-- Goal --
Find the number of lines containing the string "name" in the data. Answer with the number by itself.

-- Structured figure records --

<<<<

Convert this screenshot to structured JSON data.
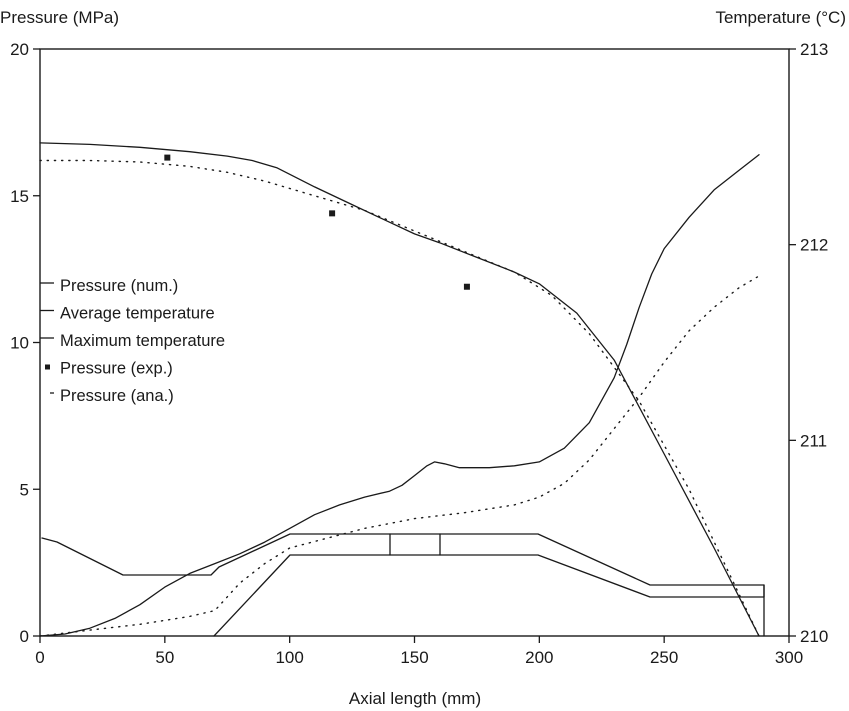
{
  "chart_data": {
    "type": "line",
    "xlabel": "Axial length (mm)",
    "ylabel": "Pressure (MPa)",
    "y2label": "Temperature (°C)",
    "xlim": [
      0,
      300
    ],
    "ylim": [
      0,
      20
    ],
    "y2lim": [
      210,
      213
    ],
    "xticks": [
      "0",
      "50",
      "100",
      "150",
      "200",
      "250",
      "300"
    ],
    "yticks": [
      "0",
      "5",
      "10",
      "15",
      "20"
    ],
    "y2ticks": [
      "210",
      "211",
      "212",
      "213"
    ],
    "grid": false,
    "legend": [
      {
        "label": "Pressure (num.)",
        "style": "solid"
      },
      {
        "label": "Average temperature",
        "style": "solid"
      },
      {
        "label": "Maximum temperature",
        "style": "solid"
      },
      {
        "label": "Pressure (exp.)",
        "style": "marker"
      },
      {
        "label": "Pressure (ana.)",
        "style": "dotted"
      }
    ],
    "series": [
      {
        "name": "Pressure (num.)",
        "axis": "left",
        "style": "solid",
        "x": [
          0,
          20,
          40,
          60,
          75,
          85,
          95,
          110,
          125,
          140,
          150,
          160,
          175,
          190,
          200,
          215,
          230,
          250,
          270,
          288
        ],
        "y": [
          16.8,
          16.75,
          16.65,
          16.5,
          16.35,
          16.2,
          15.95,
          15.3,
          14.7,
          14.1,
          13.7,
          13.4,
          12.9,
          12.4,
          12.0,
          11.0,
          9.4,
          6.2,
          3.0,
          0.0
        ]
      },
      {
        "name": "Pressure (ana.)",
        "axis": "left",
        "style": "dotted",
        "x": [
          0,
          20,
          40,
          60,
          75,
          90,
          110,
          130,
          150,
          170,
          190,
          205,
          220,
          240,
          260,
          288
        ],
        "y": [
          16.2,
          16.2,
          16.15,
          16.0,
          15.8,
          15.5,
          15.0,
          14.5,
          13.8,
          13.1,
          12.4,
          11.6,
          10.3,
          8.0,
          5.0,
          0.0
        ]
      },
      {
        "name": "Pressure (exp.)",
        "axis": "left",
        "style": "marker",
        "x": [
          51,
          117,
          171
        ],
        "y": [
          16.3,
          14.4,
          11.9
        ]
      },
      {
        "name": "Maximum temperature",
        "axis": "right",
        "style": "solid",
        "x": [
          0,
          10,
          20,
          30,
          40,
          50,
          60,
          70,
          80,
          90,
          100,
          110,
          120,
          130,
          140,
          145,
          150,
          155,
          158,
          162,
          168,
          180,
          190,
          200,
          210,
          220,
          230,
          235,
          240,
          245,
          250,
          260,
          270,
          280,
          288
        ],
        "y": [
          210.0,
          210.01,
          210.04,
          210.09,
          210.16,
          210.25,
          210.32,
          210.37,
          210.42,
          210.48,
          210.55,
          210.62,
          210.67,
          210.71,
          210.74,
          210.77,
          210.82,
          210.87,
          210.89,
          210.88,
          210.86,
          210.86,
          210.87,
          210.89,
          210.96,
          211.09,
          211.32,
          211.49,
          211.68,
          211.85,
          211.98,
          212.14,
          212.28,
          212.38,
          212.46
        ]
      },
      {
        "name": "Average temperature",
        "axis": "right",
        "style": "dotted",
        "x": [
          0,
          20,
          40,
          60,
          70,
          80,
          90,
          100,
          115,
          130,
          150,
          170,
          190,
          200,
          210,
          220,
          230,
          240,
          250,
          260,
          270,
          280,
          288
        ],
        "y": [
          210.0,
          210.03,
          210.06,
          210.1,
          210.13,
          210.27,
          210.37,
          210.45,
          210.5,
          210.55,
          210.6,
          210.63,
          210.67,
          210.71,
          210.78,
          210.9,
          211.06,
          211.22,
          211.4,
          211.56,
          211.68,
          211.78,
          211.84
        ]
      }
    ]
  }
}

>>>>
<<<<

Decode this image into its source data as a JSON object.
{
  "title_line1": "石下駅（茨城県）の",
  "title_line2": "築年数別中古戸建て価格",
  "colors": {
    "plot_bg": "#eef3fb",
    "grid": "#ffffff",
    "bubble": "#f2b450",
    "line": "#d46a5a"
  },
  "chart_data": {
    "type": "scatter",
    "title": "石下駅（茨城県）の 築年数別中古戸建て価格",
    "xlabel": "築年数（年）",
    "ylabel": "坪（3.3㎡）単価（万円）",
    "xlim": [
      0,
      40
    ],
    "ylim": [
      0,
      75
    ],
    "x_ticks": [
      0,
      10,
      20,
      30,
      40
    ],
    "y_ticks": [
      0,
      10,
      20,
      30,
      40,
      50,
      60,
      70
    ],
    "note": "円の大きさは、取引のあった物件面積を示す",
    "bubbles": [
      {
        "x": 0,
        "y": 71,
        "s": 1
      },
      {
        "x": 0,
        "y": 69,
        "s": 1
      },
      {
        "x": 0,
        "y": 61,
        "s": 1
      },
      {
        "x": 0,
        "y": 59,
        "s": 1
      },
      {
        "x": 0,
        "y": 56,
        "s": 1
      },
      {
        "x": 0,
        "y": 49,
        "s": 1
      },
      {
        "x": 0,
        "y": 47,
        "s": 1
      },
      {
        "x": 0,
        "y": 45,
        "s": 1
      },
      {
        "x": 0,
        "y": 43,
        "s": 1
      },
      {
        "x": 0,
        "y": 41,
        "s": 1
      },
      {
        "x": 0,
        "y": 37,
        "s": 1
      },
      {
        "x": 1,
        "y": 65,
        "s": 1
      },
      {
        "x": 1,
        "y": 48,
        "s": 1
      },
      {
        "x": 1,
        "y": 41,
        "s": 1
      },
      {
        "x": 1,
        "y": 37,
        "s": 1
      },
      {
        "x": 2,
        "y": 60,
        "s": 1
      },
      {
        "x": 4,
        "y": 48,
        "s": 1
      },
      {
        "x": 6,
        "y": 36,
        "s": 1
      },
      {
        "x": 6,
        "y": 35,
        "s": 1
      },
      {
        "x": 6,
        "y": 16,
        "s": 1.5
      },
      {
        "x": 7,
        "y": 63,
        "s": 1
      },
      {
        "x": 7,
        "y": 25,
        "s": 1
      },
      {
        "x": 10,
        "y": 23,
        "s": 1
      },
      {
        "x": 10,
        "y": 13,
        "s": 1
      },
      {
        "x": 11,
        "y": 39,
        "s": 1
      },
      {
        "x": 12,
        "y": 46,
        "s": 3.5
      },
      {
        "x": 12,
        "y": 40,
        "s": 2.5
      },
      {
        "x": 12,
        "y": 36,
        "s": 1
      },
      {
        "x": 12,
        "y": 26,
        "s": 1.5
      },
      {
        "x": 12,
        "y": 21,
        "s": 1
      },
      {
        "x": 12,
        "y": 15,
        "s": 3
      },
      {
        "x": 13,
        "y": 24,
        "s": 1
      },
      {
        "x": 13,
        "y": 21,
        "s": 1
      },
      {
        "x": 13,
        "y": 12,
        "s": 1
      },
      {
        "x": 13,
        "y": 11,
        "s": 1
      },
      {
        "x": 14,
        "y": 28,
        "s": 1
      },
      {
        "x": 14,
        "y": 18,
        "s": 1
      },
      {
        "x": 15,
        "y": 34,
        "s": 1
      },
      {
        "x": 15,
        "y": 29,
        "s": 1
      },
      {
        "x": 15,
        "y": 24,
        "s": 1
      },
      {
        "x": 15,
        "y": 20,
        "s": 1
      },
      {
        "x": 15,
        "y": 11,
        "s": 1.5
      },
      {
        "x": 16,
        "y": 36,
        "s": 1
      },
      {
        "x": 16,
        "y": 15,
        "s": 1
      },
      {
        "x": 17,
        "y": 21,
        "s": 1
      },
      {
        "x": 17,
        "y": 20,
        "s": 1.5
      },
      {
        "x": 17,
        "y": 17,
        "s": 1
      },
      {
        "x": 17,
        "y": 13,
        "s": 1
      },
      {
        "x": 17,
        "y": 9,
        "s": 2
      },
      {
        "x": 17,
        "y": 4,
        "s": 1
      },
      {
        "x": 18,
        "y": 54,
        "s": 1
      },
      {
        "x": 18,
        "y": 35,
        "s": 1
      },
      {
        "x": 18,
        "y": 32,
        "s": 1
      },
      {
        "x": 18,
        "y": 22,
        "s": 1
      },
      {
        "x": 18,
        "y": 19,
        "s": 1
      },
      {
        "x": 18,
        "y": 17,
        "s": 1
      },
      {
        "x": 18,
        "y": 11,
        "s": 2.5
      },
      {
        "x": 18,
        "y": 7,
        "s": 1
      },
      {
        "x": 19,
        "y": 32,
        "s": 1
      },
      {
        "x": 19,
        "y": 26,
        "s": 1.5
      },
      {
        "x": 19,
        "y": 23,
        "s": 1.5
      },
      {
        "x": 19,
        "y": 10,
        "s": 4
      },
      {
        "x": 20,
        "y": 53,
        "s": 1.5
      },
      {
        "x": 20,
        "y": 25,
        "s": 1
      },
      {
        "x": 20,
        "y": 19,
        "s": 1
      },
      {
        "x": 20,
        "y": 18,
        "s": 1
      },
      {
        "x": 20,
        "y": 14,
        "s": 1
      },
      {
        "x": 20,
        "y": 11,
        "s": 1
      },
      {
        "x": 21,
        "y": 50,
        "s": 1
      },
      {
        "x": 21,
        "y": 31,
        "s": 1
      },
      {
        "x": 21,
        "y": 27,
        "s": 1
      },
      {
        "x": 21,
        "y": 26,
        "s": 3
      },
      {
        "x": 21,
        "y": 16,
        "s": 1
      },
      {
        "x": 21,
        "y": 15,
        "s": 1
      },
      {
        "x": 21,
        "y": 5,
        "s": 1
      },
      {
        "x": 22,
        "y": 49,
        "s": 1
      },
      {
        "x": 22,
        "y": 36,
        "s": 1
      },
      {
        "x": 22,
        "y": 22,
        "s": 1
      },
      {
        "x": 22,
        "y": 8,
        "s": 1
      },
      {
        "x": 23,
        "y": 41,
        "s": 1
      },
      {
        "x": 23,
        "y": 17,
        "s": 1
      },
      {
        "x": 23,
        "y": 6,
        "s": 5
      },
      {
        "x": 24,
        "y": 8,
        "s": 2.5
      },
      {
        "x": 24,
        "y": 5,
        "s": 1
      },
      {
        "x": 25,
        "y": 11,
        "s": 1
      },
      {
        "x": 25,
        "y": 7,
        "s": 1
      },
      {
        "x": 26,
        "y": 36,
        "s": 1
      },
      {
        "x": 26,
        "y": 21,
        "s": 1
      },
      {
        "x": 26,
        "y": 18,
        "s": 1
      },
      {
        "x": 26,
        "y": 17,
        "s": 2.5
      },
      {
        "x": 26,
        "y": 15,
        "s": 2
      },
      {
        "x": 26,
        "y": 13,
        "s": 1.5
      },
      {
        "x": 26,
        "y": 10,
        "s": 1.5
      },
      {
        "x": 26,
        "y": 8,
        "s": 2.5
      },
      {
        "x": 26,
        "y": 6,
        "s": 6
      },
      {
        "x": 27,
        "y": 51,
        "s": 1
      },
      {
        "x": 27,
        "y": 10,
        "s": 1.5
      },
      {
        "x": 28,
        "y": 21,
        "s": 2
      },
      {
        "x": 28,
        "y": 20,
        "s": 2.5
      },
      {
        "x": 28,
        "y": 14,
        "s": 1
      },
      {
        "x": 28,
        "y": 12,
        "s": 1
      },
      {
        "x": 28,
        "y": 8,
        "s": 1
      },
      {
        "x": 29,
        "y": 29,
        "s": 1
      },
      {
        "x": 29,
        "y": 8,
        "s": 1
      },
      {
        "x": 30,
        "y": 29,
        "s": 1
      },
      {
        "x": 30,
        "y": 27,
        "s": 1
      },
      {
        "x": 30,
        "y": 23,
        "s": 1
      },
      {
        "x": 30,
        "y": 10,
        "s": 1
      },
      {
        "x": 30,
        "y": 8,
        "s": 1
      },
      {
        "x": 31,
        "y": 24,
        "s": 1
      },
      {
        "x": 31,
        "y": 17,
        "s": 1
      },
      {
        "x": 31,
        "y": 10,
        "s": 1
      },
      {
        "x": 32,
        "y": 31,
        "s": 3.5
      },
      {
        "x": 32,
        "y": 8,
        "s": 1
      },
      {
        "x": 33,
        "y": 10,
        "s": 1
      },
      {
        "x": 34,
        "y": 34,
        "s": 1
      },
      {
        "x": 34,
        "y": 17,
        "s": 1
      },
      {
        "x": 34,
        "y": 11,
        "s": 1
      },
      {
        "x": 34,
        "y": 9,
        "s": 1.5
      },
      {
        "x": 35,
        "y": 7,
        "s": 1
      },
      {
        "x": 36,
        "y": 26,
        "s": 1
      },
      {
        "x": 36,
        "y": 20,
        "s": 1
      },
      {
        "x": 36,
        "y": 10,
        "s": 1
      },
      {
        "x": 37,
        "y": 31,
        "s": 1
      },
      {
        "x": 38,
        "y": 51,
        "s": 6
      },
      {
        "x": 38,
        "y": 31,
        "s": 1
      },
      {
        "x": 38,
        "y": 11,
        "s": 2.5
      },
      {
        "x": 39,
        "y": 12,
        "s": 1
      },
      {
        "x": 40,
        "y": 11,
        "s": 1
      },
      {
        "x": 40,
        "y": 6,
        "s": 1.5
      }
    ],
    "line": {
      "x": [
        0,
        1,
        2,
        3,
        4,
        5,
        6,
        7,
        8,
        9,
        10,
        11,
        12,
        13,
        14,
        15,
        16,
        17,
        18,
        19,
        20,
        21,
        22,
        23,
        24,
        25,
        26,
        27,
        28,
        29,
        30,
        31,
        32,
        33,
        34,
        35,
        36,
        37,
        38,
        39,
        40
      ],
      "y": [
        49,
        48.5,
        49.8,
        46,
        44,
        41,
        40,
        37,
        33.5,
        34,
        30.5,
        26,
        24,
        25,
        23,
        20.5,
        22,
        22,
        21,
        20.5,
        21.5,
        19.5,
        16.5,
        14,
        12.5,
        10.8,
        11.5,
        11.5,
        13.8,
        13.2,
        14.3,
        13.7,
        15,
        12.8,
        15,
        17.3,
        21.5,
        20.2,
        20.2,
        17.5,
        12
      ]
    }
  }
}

>>>>

-- Result --
5